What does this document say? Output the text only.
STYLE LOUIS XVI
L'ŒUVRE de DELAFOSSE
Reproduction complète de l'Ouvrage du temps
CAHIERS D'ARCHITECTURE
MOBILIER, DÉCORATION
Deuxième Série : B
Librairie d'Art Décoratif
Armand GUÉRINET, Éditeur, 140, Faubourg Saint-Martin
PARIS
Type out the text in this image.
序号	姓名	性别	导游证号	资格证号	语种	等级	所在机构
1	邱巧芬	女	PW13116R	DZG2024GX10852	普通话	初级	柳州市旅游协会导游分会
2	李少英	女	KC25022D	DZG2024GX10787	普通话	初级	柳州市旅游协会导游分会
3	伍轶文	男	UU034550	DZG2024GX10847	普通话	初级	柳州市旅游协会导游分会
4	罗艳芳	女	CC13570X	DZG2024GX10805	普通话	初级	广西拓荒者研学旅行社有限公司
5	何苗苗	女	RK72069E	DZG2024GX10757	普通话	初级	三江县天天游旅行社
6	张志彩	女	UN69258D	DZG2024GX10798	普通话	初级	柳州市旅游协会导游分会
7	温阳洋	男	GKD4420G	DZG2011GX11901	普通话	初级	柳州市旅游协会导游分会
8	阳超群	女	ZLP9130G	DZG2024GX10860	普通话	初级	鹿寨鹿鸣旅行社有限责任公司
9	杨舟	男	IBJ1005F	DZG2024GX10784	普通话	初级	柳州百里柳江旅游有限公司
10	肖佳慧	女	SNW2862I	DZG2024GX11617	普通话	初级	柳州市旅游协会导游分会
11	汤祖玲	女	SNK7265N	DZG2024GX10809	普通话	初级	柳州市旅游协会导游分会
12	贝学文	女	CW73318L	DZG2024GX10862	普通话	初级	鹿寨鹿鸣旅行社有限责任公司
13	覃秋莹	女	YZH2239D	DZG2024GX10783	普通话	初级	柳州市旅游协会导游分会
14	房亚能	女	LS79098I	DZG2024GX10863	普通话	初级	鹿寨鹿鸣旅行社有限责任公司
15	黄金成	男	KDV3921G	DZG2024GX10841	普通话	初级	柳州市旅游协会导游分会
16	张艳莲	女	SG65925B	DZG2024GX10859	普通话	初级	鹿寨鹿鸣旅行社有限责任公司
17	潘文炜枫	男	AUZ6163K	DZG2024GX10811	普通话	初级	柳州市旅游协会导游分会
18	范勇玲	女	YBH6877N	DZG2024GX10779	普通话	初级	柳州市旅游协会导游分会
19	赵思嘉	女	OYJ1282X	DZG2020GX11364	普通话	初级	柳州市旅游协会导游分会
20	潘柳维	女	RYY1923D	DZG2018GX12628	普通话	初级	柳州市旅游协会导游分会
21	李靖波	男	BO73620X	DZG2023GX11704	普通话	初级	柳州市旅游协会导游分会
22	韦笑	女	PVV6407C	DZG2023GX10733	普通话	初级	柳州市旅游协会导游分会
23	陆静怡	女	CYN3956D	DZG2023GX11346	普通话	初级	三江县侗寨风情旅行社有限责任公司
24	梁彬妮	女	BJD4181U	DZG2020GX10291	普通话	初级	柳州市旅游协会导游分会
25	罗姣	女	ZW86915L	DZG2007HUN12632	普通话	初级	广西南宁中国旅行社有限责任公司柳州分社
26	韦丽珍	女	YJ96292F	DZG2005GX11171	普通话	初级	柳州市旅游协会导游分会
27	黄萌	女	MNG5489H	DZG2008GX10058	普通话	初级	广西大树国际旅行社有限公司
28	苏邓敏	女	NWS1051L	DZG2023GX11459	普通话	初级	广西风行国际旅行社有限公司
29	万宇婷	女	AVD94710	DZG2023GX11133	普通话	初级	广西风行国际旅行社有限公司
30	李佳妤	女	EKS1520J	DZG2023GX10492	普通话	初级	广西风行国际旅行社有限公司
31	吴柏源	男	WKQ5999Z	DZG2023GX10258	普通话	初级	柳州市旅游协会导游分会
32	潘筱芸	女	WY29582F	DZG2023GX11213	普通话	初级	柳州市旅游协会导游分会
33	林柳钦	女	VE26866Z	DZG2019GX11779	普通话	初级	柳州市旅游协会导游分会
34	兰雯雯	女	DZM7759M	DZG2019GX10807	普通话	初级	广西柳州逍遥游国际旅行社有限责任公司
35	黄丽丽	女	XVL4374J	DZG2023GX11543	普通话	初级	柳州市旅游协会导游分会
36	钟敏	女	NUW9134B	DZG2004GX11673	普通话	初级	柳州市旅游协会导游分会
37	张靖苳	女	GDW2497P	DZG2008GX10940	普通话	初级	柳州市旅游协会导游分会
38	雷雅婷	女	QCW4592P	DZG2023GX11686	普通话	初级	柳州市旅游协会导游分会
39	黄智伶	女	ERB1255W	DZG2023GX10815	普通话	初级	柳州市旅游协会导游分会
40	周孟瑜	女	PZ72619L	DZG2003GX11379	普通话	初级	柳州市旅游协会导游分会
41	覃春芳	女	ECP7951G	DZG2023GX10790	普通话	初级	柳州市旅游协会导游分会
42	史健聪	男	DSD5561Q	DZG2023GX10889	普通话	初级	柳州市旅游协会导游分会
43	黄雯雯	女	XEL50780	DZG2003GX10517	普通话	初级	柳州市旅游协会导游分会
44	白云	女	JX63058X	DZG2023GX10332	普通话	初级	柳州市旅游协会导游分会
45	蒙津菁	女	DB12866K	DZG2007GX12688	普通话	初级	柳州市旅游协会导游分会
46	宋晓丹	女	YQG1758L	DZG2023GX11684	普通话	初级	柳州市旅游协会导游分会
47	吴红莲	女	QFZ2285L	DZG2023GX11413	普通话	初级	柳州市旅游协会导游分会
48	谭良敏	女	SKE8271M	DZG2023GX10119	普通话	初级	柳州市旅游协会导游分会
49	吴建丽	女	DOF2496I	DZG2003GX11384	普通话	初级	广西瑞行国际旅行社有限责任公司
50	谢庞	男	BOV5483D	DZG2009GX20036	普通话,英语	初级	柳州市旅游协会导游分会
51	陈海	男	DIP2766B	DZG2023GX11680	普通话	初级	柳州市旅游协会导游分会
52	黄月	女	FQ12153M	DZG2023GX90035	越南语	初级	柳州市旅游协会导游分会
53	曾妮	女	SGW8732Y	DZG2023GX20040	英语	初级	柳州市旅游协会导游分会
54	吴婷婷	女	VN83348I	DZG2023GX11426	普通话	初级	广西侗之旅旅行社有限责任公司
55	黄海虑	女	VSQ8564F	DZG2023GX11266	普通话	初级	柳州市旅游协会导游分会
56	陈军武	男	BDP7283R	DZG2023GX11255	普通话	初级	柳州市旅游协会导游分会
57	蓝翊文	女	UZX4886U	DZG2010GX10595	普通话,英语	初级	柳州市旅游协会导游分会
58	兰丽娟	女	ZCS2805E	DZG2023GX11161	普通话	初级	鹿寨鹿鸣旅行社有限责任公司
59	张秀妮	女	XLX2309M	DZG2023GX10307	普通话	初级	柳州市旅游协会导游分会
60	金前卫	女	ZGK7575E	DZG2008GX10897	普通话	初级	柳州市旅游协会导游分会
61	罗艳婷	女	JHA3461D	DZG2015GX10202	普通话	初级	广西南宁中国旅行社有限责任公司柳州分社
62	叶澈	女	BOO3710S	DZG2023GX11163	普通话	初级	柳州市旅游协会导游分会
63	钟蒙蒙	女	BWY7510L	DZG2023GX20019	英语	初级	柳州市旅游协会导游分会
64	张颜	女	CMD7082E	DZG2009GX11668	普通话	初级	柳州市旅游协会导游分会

Problem requirements:
Extract each line of the material exactly as it stands.

Solution for this task:
What does this document say? Output the text only.
STYLE LOUIS XVI
L'ŒUVRE de DELAFOSSE
Reproduction complète de l'Ouvrage du temps
CAHIERS D'ARCHITECTURE
MOBILIER, DÉCORATION
Deuxième Série : B
Librairie d'Art Décoratif
Armand GUÉRINET, Éditeur, 140, Faubourg Saint-Martin
PARIS
Type out the text in this image.
序号	姓名	性别	导游证号	资格证号	语种	等级	所在机构
1	邱巧芬	女	PW13116R	DZG2024GX10852	普通话	初级	柳州市旅游协会导游分会
2	李少英	女	KC25022D	DZG2024GX10787	普通话	初级	柳州市旅游协会导游分会
3	伍轶文	男	UU034550	DZG2024GX10847	普通话	初级	柳州市旅游协会导游分会
4	罗艳芳	女	CC13570X	DZG2024GX10805	普通话	初级	广西拓荒者研学旅行社有限公司
5	何苗苗	女	RK72069E	DZG2024GX10757	普通话	初级	三江县天天游旅行社
6	张志彩	女	UN69258D	DZG2024GX10798	普通话	初级	柳州市旅游协会导游分会
7	温阳洋	男	GKD4420G	DZG2011GX11901	普通话	初级	柳州市旅游协会导游分会
8	阳超群	女	ZLP9130G	DZG2024GX10860	普通话	初级	鹿寨鹿鸣旅行社有限责任公司
9	杨舟	男	IBJ1005F	DZG2024GX10784	普通话	初级	柳州百里柳江旅游有限公司
10	肖佳慧	女	SNW2862I	DZG2024GX11617	普通话	初级	柳州市旅游协会导游分会
11	汤祖玲	女	SNK7265N	DZG2024GX10809	普通话	初级	柳州市旅游协会导游分会
12	贝学文	女	CW73318L	DZG2024GX10862	普通话	初级	鹿寨鹿鸣旅行社有限责任公司
13	覃秋莹	女	YZH2239D	DZG2024GX10783	普通话	初级	柳州市旅游协会导游分会
14	房亚能	女	LS79098I	DZG2024GX10863	普通话	初级	鹿寨鹿鸣旅行社有限责任公司
15	黄金成	男	KDV3921G	DZG2024GX10841	普通话	初级	柳州市旅游协会导游分会
16	张艳莲	女	SG65925B	DZG2024GX10859	普通话	初级	鹿寨鹿鸣旅行社有限责任公司
17	潘文炜枫	男	AUZ6163K	DZG2024GX10811	普通话	初级	柳州市旅游协会导游分会
18	范勇玲	女	YBH6877N	DZG2024GX10779	普通话	初级	柳州市旅游协会导游分会
19	赵思嘉	女	OYJ1282X	DZG2020GX11364	普通话	初级	柳州市旅游协会导游分会
20	潘柳维	女	RYY1923D	DZG2018GX12628	普通话	初级	柳州市旅游协会导游分会
21	李靖波	男	BO73620X	DZG2023GX11704	普通话	初级	柳州市旅游协会导游分会
22	韦笑	女	PVV6407C	DZG2023GX10733	普通话	初级	柳州市旅游协会导游分会
23	陆静怡	女	CYN3956D	DZG2023GX11346	普通话	初级	三江县侗寨风情旅行社有限责任公司
24	梁彬妮	女	BJD4181U	DZG2020GX10291	普通话	初级	柳州市旅游协会导游分会
25	罗姣	女	ZW86915L	DZG2007HUN12632	普通话	初级	广西南宁中国旅行社有限责任公司柳州分社
26	韦丽珍	女	YJ96292F	DZG2005GX11171	普通话	初级	柳州市旅游协会导游分会
27	黄萌	女	MNG5489H	DZG2008GX10058	普通话	初级	广西大树国际旅行社有限公司
28	苏邓敏	女	NWS1051L	DZG2023GX11459	普通话	初级	广西风行国际旅行社有限公司
29	万宇婷	女	AVD94710	DZG2023GX11133	普通话	初级	广西风行国际旅行社有限公司
30	李佳妤	女	EKS1520J	DZG2023GX10492	普通话	初级	广西风行国际旅行社有限公司
31	吴柏源	男	WKQ5999Z	DZG2023GX10258	普通话	初级	柳州市旅游协会导游分会
32	潘筱芸	女	WY29582F	DZG2023GX11213	普通话	初级	柳州市旅游协会导游分会
33	林柳钦	女	VE26866Z	DZG2019GX11779	普通话	初级	柳州市旅游协会导游分会
34	兰雯雯	女	DZM7759M	DZG2019GX10807	普通话	初级	广西柳州逍遥游国际旅行社有限责任公司
35	黄丽丽	女	XVL4374J	DZG2023GX11543	普通话	初级	柳州市旅游协会导游分会
36	钟敏	女	NUW9134B	DZG2004GX11673	普通话	初级	柳州市旅游协会导游分会
37	张靖苳	女	GDW2497P	DZG2008GX10940	普通话	初级	柳州市旅游协会导游分会
38	雷雅婷	女	QCW4592P	DZG2023GX11686	普通话	初级	柳州市旅游协会导游分会
39	黄智伶	女	ERB1255W	DZG2023GX10815	普通话	初级	柳州市旅游协会导游分会
40	周孟瑜	女	PZ72619L	DZG2003GX11379	普通话	初级	柳州市旅游协会导游分会
41	覃春芳	女	ECP7951G	DZG2023GX10790	普通话	初级	柳州市旅游协会导游分会
42	史健聪	男	DSD5561Q	DZG2023GX10889	普通话	初级	柳州市旅游协会导游分会
43	黄雯雯	女	XEL50780	DZG2003GX10517	普通话	初级	柳州市旅游协会导游分会
44	白云	女	JX63058X	DZG2023GX10332	普通话	初级	柳州市旅游协会导游分会
45	蒙津菁	女	DB12866K	DZG2007GX12688	普通话	初级	柳州市旅游协会导游分会
46	宋晓丹	女	YQG1758L	DZG2023GX11684	普通话	初级	柳州市旅游协会导游分会
47	吴红莲	女	QFZ2285L	DZG2023GX11413	普通话	初级	柳州市旅游协会导游分会
48	谭良敏	女	SKE8271M	DZG2023GX10119	普通话	初级	柳州市旅游协会导游分会
49	吴建丽	女	DOF2496I	DZG2003GX11384	普通话	初级	广西瑞行国际旅行社有限责任公司
50	谢庞	男	BOV5483D	DZG2009GX20036	普通话,英语	初级	柳州市旅游协会导游分会
51	陈海	男	DIP2766B	DZG2023GX11680	普通话	初级	柳州市旅游协会导游分会
52	黄月	女	FQ12153M	DZG2023GX90035	越南语	初级	柳州市旅游协会导游分会
53	曾妮	女	SGW8732Y	DZG2023GX20040	英语	初级	柳州市旅游协会导游分会
54	吴婷婷	女	VN83348I	DZG2023GX11426	普通话	初级	广西侗之旅旅行社有限责任公司
55	黄海虑	女	VSQ8564F	DZG2023GX11266	普通话	初级	柳州市旅游协会导游分会
56	陈军武	男	BDP7283R	DZG2023GX11255	普通话	初级	柳州市旅游协会导游分会
57	蓝翊文	女	UZX4886U	DZG2010GX10595	普通话,英语	初级	柳州市旅游协会导游分会
58	兰丽娟	女	ZCS2805E	DZG2023GX11161	普通话	初级	鹿寨鹿鸣旅行社有限责任公司
59	张秀妮	女	XLX2309M	DZG2023GX10307	普通话	初级	柳州市旅游协会导游分会
60	金前卫	女	ZGK7575E	DZG2008GX10897	普通话	初级	柳州市旅游协会导游分会
61	罗艳婷	女	JHA3461D	DZG2015GX10202	普通话	初级	广西南宁中国旅行社有限责任公司柳州分社
62	叶澈	女	BOO3710S	DZG2023GX11163	普通话	初级	柳州市旅游协会导游分会
63	钟蒙蒙	女	BWY7510L	DZG2023GX20019	英语	初级	柳州市旅游协会导游分会
64	张颜	女	CMD7082E	DZG2009GX11668	普通话	初级	柳州市旅游协会导游分会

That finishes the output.